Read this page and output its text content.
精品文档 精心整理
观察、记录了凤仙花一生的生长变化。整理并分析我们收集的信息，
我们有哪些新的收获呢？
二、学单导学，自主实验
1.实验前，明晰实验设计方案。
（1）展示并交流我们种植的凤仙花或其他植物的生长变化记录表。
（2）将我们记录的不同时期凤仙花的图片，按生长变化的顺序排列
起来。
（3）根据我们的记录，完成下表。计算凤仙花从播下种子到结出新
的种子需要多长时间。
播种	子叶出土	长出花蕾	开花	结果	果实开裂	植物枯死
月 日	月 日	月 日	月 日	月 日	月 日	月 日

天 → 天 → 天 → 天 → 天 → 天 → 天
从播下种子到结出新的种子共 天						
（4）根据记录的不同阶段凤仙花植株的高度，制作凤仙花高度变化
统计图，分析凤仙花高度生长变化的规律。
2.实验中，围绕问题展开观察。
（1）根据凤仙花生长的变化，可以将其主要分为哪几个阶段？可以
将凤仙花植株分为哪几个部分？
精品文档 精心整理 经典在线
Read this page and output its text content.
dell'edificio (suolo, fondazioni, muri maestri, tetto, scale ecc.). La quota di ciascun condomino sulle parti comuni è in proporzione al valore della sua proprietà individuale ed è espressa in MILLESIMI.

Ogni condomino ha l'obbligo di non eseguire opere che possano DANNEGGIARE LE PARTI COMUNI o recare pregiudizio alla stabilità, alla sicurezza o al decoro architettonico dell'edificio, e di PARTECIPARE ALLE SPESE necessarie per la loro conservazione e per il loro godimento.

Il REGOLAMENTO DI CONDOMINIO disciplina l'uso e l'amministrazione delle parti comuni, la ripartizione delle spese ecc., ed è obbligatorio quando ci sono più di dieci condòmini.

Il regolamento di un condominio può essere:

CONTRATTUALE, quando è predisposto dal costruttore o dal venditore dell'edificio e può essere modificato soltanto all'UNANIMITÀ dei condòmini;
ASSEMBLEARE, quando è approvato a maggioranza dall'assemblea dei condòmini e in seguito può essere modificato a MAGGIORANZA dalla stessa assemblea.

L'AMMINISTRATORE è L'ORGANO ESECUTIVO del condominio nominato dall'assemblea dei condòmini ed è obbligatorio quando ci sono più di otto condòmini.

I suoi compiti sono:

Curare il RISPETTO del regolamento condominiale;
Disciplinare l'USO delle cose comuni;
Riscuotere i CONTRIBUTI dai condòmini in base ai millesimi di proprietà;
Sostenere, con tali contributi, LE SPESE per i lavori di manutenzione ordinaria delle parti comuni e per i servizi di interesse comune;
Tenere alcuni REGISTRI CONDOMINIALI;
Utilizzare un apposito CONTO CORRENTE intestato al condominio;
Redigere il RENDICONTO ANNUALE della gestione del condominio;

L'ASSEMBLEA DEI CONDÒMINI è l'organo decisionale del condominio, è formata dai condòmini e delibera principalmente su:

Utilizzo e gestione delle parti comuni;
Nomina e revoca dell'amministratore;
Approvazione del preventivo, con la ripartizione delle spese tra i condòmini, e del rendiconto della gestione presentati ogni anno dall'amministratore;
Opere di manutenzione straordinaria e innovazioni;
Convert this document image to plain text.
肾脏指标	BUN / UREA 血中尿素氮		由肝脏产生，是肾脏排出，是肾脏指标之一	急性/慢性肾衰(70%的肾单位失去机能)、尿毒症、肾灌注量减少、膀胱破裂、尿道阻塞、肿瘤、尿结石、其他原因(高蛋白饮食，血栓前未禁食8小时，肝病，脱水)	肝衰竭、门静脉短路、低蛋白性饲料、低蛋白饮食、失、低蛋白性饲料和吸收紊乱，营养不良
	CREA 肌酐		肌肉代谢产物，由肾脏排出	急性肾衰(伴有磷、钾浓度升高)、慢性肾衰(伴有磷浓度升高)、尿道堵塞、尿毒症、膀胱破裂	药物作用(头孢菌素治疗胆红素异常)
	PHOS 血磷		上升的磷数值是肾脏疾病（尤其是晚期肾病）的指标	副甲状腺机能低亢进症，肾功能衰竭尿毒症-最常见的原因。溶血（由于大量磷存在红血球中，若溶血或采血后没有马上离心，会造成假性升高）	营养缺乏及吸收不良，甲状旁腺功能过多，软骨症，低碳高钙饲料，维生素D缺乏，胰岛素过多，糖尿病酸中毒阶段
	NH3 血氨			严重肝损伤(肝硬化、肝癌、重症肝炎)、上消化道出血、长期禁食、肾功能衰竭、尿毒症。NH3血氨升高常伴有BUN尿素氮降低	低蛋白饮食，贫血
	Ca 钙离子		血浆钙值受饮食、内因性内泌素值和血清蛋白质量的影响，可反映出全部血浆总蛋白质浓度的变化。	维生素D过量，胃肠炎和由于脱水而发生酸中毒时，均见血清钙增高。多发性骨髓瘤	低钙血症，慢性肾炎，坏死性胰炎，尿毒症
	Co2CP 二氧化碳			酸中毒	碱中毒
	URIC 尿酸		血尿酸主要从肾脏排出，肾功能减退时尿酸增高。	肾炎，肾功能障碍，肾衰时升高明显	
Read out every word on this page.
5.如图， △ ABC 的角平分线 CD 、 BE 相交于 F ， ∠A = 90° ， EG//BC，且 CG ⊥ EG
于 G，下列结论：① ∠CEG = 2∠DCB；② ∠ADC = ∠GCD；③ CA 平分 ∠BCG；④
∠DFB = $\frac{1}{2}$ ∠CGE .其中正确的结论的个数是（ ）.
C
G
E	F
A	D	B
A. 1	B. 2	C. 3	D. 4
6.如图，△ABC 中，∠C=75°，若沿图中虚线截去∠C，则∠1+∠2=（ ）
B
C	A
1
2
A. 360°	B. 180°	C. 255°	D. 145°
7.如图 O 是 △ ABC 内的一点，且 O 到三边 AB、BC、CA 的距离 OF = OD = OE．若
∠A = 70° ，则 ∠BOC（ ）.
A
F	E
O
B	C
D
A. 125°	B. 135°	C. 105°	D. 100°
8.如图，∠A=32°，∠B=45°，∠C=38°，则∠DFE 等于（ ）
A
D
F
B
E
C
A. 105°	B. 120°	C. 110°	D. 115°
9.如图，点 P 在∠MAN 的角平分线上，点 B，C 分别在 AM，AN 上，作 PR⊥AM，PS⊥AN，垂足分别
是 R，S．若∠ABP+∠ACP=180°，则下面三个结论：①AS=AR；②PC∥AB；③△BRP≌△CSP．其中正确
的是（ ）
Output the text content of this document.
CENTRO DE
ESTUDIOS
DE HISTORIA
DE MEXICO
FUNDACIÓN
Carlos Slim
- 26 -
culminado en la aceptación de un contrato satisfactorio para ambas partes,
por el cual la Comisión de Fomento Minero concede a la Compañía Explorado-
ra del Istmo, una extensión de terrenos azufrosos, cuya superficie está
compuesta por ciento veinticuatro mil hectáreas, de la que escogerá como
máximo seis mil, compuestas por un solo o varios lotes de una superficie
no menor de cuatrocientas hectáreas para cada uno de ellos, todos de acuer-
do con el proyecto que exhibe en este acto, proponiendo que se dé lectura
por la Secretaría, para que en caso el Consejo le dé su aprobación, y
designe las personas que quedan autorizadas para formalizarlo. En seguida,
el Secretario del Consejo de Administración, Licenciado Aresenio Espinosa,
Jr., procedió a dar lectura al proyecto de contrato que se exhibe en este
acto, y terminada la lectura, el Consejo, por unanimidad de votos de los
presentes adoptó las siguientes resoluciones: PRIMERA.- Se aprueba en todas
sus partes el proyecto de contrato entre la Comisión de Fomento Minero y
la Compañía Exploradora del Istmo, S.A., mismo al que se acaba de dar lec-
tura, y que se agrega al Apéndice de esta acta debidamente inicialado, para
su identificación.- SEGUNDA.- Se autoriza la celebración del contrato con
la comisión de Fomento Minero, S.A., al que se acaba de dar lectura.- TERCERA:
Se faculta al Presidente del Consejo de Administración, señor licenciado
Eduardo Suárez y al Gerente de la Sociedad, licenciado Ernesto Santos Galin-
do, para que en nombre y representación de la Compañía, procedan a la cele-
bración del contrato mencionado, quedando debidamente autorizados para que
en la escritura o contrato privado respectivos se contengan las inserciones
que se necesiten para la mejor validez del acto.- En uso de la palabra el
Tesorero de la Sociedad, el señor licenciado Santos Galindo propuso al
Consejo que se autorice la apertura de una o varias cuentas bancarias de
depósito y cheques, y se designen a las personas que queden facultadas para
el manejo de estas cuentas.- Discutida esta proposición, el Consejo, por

* Exercise goal
Within the material above, find the lines that contain the word "acaba"; copy them.

* Task solution
la Compañía Exploradora del Istmo, S.A., mismo al que se acaba de dar lec-
la comisión de Fomento Minero, S.A., al que se acaba de dar lectura.- TERCERA:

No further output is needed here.